#### Instruction
From the listing below, extract every line in which the word "Evaporation" appears.

#### Task input

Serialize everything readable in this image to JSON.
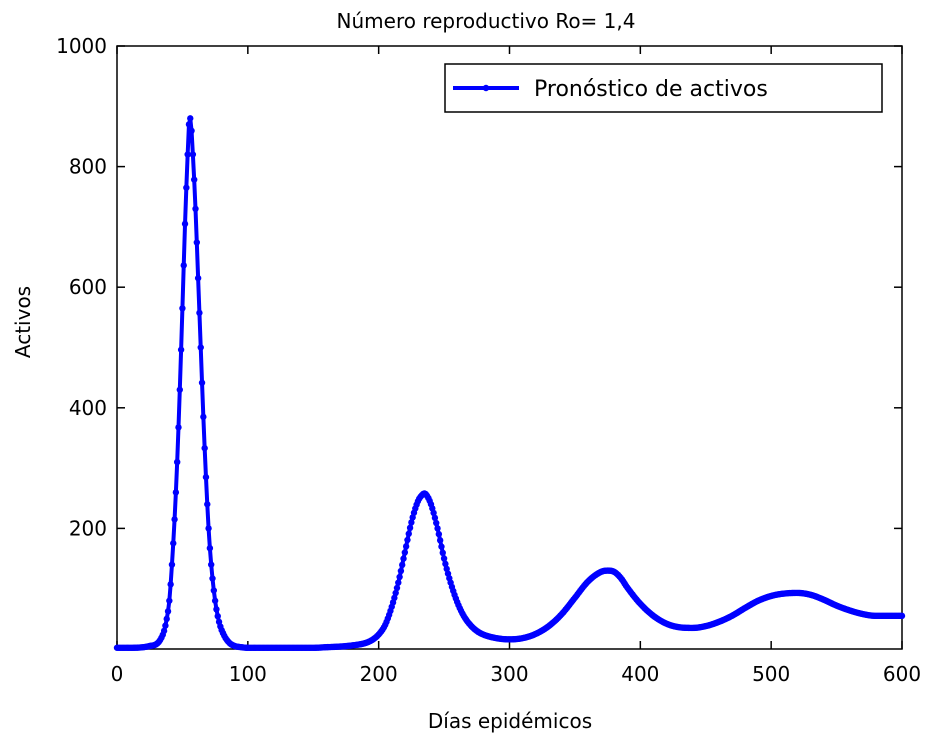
{
  "chart_data": {
    "type": "line",
    "title": "Número reproductivo Ro= 1,4",
    "xlabel": "Días epidémicos",
    "ylabel": "Activos",
    "xlim": [
      0,
      600
    ],
    "ylim": [
      0,
      1000
    ],
    "xticks": [
      "0",
      "100",
      "200",
      "300",
      "400",
      "500",
      "600"
    ],
    "yticks": [
      "200",
      "400",
      "600",
      "800",
      "1000"
    ],
    "grid": false,
    "legend_position": "top-right",
    "series": [
      {
        "name": "Pronóstico de activos",
        "color": "#0000ff",
        "x": [
          0,
          10,
          20,
          25,
          30,
          33,
          36,
          38,
          40,
          42,
          44,
          46,
          48,
          50,
          52,
          54,
          55,
          56,
          58,
          60,
          62,
          64,
          66,
          68,
          70,
          72,
          75,
          78,
          82,
          86,
          90,
          95,
          100,
          110,
          120,
          130,
          140,
          150,
          160,
          170,
          180,
          190,
          195,
          200,
          205,
          210,
          215,
          220,
          225,
          230,
          233,
          235,
          237,
          240,
          245,
          250,
          255,
          260,
          265,
          270,
          275,
          280,
          290,
          300,
          310,
          320,
          330,
          340,
          350,
          360,
          370,
          375,
          380,
          385,
          390,
          400,
          410,
          420,
          430,
          440,
          450,
          460,
          470,
          480,
          490,
          500,
          510,
          520,
          530,
          540,
          550,
          560,
          570,
          580,
          590,
          600
        ],
        "y": [
          2,
          2,
          3,
          5,
          8,
          15,
          30,
          50,
          80,
          140,
          215,
          310,
          430,
          565,
          705,
          820,
          870,
          880,
          820,
          730,
          615,
          500,
          385,
          285,
          200,
          140,
          80,
          45,
          22,
          10,
          5,
          3,
          2,
          2,
          2,
          2,
          2,
          2,
          3,
          4,
          6,
          10,
          15,
          24,
          40,
          70,
          110,
          160,
          210,
          245,
          255,
          258,
          254,
          240,
          200,
          150,
          110,
          78,
          55,
          40,
          30,
          24,
          18,
          16,
          18,
          25,
          38,
          58,
          85,
          112,
          128,
          130,
          128,
          118,
          102,
          75,
          55,
          42,
          36,
          35,
          38,
          45,
          55,
          68,
          80,
          88,
          92,
          93,
          90,
          82,
          72,
          64,
          58,
          55,
          55,
          55
        ]
      }
    ]
  }
}
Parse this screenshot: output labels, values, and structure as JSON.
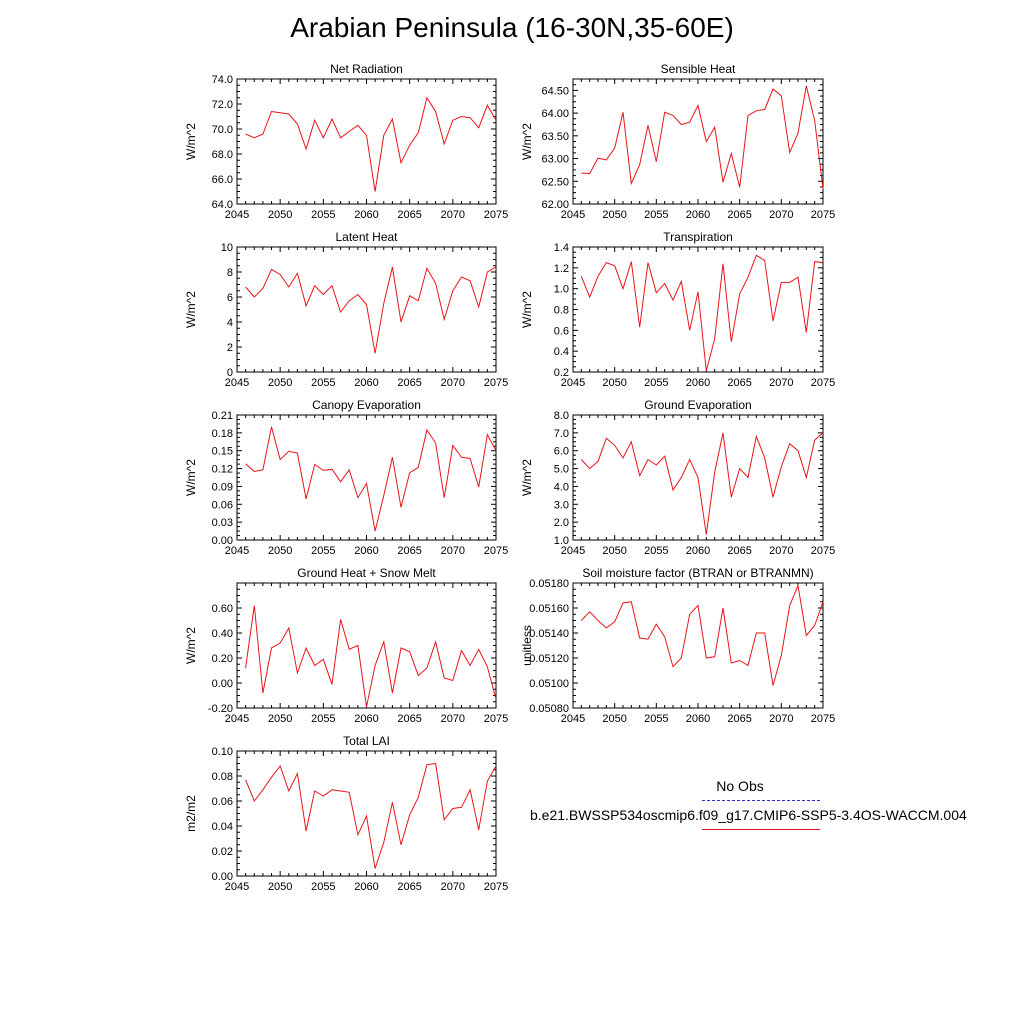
{
  "title": "Arabian Peninsula (16-30N,35-60E)",
  "legend": {
    "obs_label": "No Obs",
    "obs_color": "#2a2ad8",
    "case_label": "b.e21.BWSSP534oscmip6.f09_g17.CMIP6-SSP5-3.4OS-WACCM.004",
    "case_color": "#e8141b"
  },
  "chart_data": [
    {
      "type": "line",
      "title": "Net Radiation",
      "ylabel": "W/m^2",
      "xlim": [
        2045,
        2075
      ],
      "ylim": [
        64.0,
        74.0
      ],
      "xticks": [
        2045,
        2050,
        2055,
        2060,
        2065,
        2070,
        2075
      ],
      "yticks": [
        64.0,
        66.0,
        68.0,
        70.0,
        72.0,
        74.0
      ],
      "ytick_labels": [
        "64.0",
        "66.0",
        "68.0",
        "70.0",
        "72.0",
        "74.0"
      ],
      "x": [
        2046,
        2047,
        2048,
        2049,
        2050,
        2051,
        2052,
        2053,
        2054,
        2055,
        2056,
        2057,
        2058,
        2059,
        2060,
        2061,
        2062,
        2063,
        2064,
        2065,
        2066,
        2067,
        2068,
        2069,
        2070,
        2071,
        2072,
        2073,
        2074,
        2075
      ],
      "series": [
        {
          "color": "#e8141b",
          "values": [
            69.6,
            69.3,
            69.6,
            71.4,
            71.3,
            71.2,
            70.4,
            68.4,
            70.7,
            69.3,
            70.8,
            69.3,
            69.8,
            70.3,
            69.5,
            65.0,
            69.5,
            70.8,
            67.3,
            68.7,
            69.7,
            72.5,
            71.4,
            68.8,
            70.7,
            71.0,
            70.9,
            70.1,
            71.9,
            70.7
          ]
        }
      ]
    },
    {
      "type": "line",
      "title": "Sensible Heat",
      "ylabel": "W/m^2",
      "xlim": [
        2045,
        2075
      ],
      "ylim": [
        62.0,
        64.75
      ],
      "xticks": [
        2045,
        2050,
        2055,
        2060,
        2065,
        2070,
        2075
      ],
      "yticks": [
        62.0,
        62.5,
        63.0,
        63.5,
        64.0,
        64.5
      ],
      "ytick_labels": [
        "62.00",
        "62.50",
        "63.00",
        "63.50",
        "64.00",
        "64.50"
      ],
      "x": [
        2046,
        2047,
        2048,
        2049,
        2050,
        2051,
        2052,
        2053,
        2054,
        2055,
        2056,
        2057,
        2058,
        2059,
        2060,
        2061,
        2062,
        2063,
        2064,
        2065,
        2066,
        2067,
        2068,
        2069,
        2070,
        2071,
        2072,
        2073,
        2074,
        2075
      ],
      "series": [
        {
          "color": "#e8141b",
          "values": [
            62.68,
            62.67,
            63.01,
            62.97,
            63.23,
            64.02,
            62.45,
            62.87,
            63.73,
            62.93,
            64.02,
            63.95,
            63.75,
            63.8,
            64.17,
            63.37,
            63.69,
            62.48,
            63.11,
            62.37,
            63.95,
            64.05,
            64.08,
            64.53,
            64.38,
            63.13,
            63.56,
            64.6,
            63.83,
            62.33
          ]
        }
      ]
    },
    {
      "type": "line",
      "title": "Latent Heat",
      "ylabel": "W/m^2",
      "xlim": [
        2045,
        2075
      ],
      "ylim": [
        0,
        10
      ],
      "xticks": [
        2045,
        2050,
        2055,
        2060,
        2065,
        2070,
        2075
      ],
      "yticks": [
        0,
        2,
        4,
        6,
        8,
        10
      ],
      "ytick_labels": [
        "0",
        "2",
        "4",
        "6",
        "8",
        "10"
      ],
      "x": [
        2046,
        2047,
        2048,
        2049,
        2050,
        2051,
        2052,
        2053,
        2054,
        2055,
        2056,
        2057,
        2058,
        2059,
        2060,
        2061,
        2062,
        2063,
        2064,
        2065,
        2066,
        2067,
        2068,
        2069,
        2070,
        2071,
        2072,
        2073,
        2074,
        2075
      ],
      "series": [
        {
          "color": "#e8141b",
          "values": [
            6.8,
            6.0,
            6.7,
            8.2,
            7.8,
            6.8,
            7.9,
            5.3,
            6.9,
            6.2,
            6.9,
            4.8,
            5.7,
            6.2,
            5.4,
            1.5,
            5.5,
            8.4,
            4.0,
            6.1,
            5.7,
            8.3,
            7.1,
            4.2,
            6.5,
            7.6,
            7.3,
            5.2,
            8.0,
            8.4
          ]
        }
      ]
    },
    {
      "type": "line",
      "title": "Transpiration",
      "ylabel": "W/m^2",
      "xlim": [
        2045,
        2075
      ],
      "ylim": [
        0.2,
        1.4
      ],
      "xticks": [
        2045,
        2050,
        2055,
        2060,
        2065,
        2070,
        2075
      ],
      "yticks": [
        0.2,
        0.4,
        0.6,
        0.8,
        1.0,
        1.2,
        1.4
      ],
      "ytick_labels": [
        "0.2",
        "0.4",
        "0.6",
        "0.8",
        "1.0",
        "1.2",
        "1.4"
      ],
      "x": [
        2046,
        2047,
        2048,
        2049,
        2050,
        2051,
        2052,
        2053,
        2054,
        2055,
        2056,
        2057,
        2058,
        2059,
        2060,
        2061,
        2062,
        2063,
        2064,
        2065,
        2066,
        2067,
        2068,
        2069,
        2070,
        2071,
        2072,
        2073,
        2074,
        2075
      ],
      "series": [
        {
          "color": "#e8141b",
          "values": [
            1.12,
            0.92,
            1.12,
            1.25,
            1.22,
            1.0,
            1.26,
            0.63,
            1.25,
            0.96,
            1.05,
            0.89,
            1.07,
            0.6,
            0.97,
            0.21,
            0.52,
            1.24,
            0.49,
            0.95,
            1.11,
            1.32,
            1.27,
            0.69,
            1.06,
            1.06,
            1.11,
            0.58,
            1.26,
            1.25
          ]
        }
      ]
    },
    {
      "type": "line",
      "title": "Canopy Evaporation",
      "ylabel": "W/m^2",
      "xlim": [
        2045,
        2075
      ],
      "ylim": [
        0.0,
        0.21
      ],
      "xticks": [
        2045,
        2050,
        2055,
        2060,
        2065,
        2070,
        2075
      ],
      "yticks": [
        0.0,
        0.03,
        0.06,
        0.09,
        0.12,
        0.15,
        0.18,
        0.21
      ],
      "ytick_labels": [
        "0.00",
        "0.03",
        "0.06",
        "0.09",
        "0.12",
        "0.15",
        "0.18",
        "0.21"
      ],
      "x": [
        2046,
        2047,
        2048,
        2049,
        2050,
        2051,
        2052,
        2053,
        2054,
        2055,
        2056,
        2057,
        2058,
        2059,
        2060,
        2061,
        2062,
        2063,
        2064,
        2065,
        2066,
        2067,
        2068,
        2069,
        2070,
        2071,
        2072,
        2073,
        2074,
        2075
      ],
      "series": [
        {
          "color": "#e8141b",
          "values": [
            0.128,
            0.115,
            0.118,
            0.19,
            0.135,
            0.149,
            0.146,
            0.069,
            0.127,
            0.117,
            0.119,
            0.098,
            0.118,
            0.071,
            0.095,
            0.015,
            0.075,
            0.139,
            0.055,
            0.113,
            0.122,
            0.185,
            0.163,
            0.071,
            0.159,
            0.139,
            0.137,
            0.089,
            0.177,
            0.15
          ]
        }
      ]
    },
    {
      "type": "line",
      "title": "Ground Evaporation",
      "ylabel": "W/m^2",
      "xlim": [
        2045,
        2075
      ],
      "ylim": [
        1.0,
        8.0
      ],
      "xticks": [
        2045,
        2050,
        2055,
        2060,
        2065,
        2070,
        2075
      ],
      "yticks": [
        1.0,
        2.0,
        3.0,
        4.0,
        5.0,
        6.0,
        7.0,
        8.0
      ],
      "ytick_labels": [
        "1.0",
        "2.0",
        "3.0",
        "4.0",
        "5.0",
        "6.0",
        "7.0",
        "8.0"
      ],
      "x": [
        2046,
        2047,
        2048,
        2049,
        2050,
        2051,
        2052,
        2053,
        2054,
        2055,
        2056,
        2057,
        2058,
        2059,
        2060,
        2061,
        2062,
        2063,
        2064,
        2065,
        2066,
        2067,
        2068,
        2069,
        2070,
        2071,
        2072,
        2073,
        2074,
        2075
      ],
      "series": [
        {
          "color": "#e8141b",
          "values": [
            5.5,
            5.0,
            5.4,
            6.7,
            6.3,
            5.6,
            6.5,
            4.6,
            5.5,
            5.2,
            5.7,
            3.8,
            4.5,
            5.5,
            4.5,
            1.3,
            4.8,
            7.0,
            3.4,
            5.0,
            4.5,
            6.8,
            5.6,
            3.4,
            5.1,
            6.4,
            6.0,
            4.5,
            6.6,
            7.0
          ]
        }
      ]
    },
    {
      "type": "line",
      "title": "Ground Heat + Snow Melt",
      "ylabel": "W/m^2",
      "xlim": [
        2045,
        2075
      ],
      "ylim": [
        -0.2,
        0.8
      ],
      "xticks": [
        2045,
        2050,
        2055,
        2060,
        2065,
        2070,
        2075
      ],
      "yticks": [
        -0.2,
        0.0,
        0.2,
        0.4,
        0.6
      ],
      "ytick_labels": [
        "-0.20",
        "0.00",
        "0.20",
        "0.40",
        "0.60"
      ],
      "x": [
        2046,
        2047,
        2048,
        2049,
        2050,
        2051,
        2052,
        2053,
        2054,
        2055,
        2056,
        2057,
        2058,
        2059,
        2060,
        2061,
        2062,
        2063,
        2064,
        2065,
        2066,
        2067,
        2068,
        2069,
        2070,
        2071,
        2072,
        2073,
        2074,
        2075
      ],
      "series": [
        {
          "color": "#e8141b",
          "values": [
            0.12,
            0.62,
            -0.08,
            0.28,
            0.32,
            0.44,
            0.08,
            0.28,
            0.14,
            0.19,
            -0.01,
            0.51,
            0.27,
            0.3,
            -0.19,
            0.14,
            0.33,
            -0.08,
            0.28,
            0.25,
            0.06,
            0.12,
            0.33,
            0.04,
            0.02,
            0.26,
            0.14,
            0.27,
            0.13,
            -0.13
          ]
        }
      ]
    },
    {
      "type": "line",
      "title": "Soil moisture factor (BTRAN or BTRANMN)",
      "ylabel": "unitless",
      "xlim": [
        2045,
        2075
      ],
      "ylim": [
        0.0508,
        0.0518
      ],
      "xticks": [
        2045,
        2050,
        2055,
        2060,
        2065,
        2070,
        2075
      ],
      "yticks": [
        0.0508,
        0.051,
        0.0512,
        0.0514,
        0.0516,
        0.0518
      ],
      "ytick_labels": [
        "0.05080",
        "0.05100",
        "0.05120",
        "0.05140",
        "0.05160",
        "0.05180"
      ],
      "x": [
        2046,
        2047,
        2048,
        2049,
        2050,
        2051,
        2052,
        2053,
        2054,
        2055,
        2056,
        2057,
        2058,
        2059,
        2060,
        2061,
        2062,
        2063,
        2064,
        2065,
        2066,
        2067,
        2068,
        2069,
        2070,
        2071,
        2072,
        2073,
        2074,
        2075
      ],
      "series": [
        {
          "color": "#e8141b",
          "values": [
            0.0515,
            0.05157,
            0.0515,
            0.05144,
            0.05149,
            0.05164,
            0.05165,
            0.05136,
            0.05135,
            0.05147,
            0.05137,
            0.05113,
            0.0512,
            0.05155,
            0.05162,
            0.0512,
            0.05121,
            0.0516,
            0.05116,
            0.05118,
            0.05114,
            0.0514,
            0.0514,
            0.05098,
            0.05122,
            0.05162,
            0.05178,
            0.05138,
            0.05146,
            0.05165
          ]
        }
      ]
    },
    {
      "type": "line",
      "title": "Total LAI",
      "ylabel": "m2/m2",
      "xlim": [
        2045,
        2075
      ],
      "ylim": [
        0.0,
        0.1
      ],
      "xticks": [
        2045,
        2050,
        2055,
        2060,
        2065,
        2070,
        2075
      ],
      "yticks": [
        0.0,
        0.02,
        0.04,
        0.06,
        0.08,
        0.1
      ],
      "ytick_labels": [
        "0.00",
        "0.02",
        "0.04",
        "0.06",
        "0.08",
        "0.10"
      ],
      "x": [
        2046,
        2047,
        2048,
        2049,
        2050,
        2051,
        2052,
        2053,
        2054,
        2055,
        2056,
        2057,
        2058,
        2059,
        2060,
        2061,
        2062,
        2063,
        2064,
        2065,
        2066,
        2067,
        2068,
        2069,
        2070,
        2071,
        2072,
        2073,
        2074,
        2075
      ],
      "series": [
        {
          "color": "#e8141b",
          "values": [
            0.077,
            0.06,
            0.069,
            0.079,
            0.088,
            0.068,
            0.082,
            0.036,
            0.068,
            0.064,
            0.069,
            0.068,
            0.067,
            0.033,
            0.048,
            0.006,
            0.027,
            0.059,
            0.025,
            0.049,
            0.063,
            0.089,
            0.09,
            0.045,
            0.054,
            0.055,
            0.069,
            0.037,
            0.076,
            0.088
          ]
        }
      ]
    }
  ]
}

#### Correct response
      "title": "Canopy Evaporation",
      "title": "Ground Evaporation",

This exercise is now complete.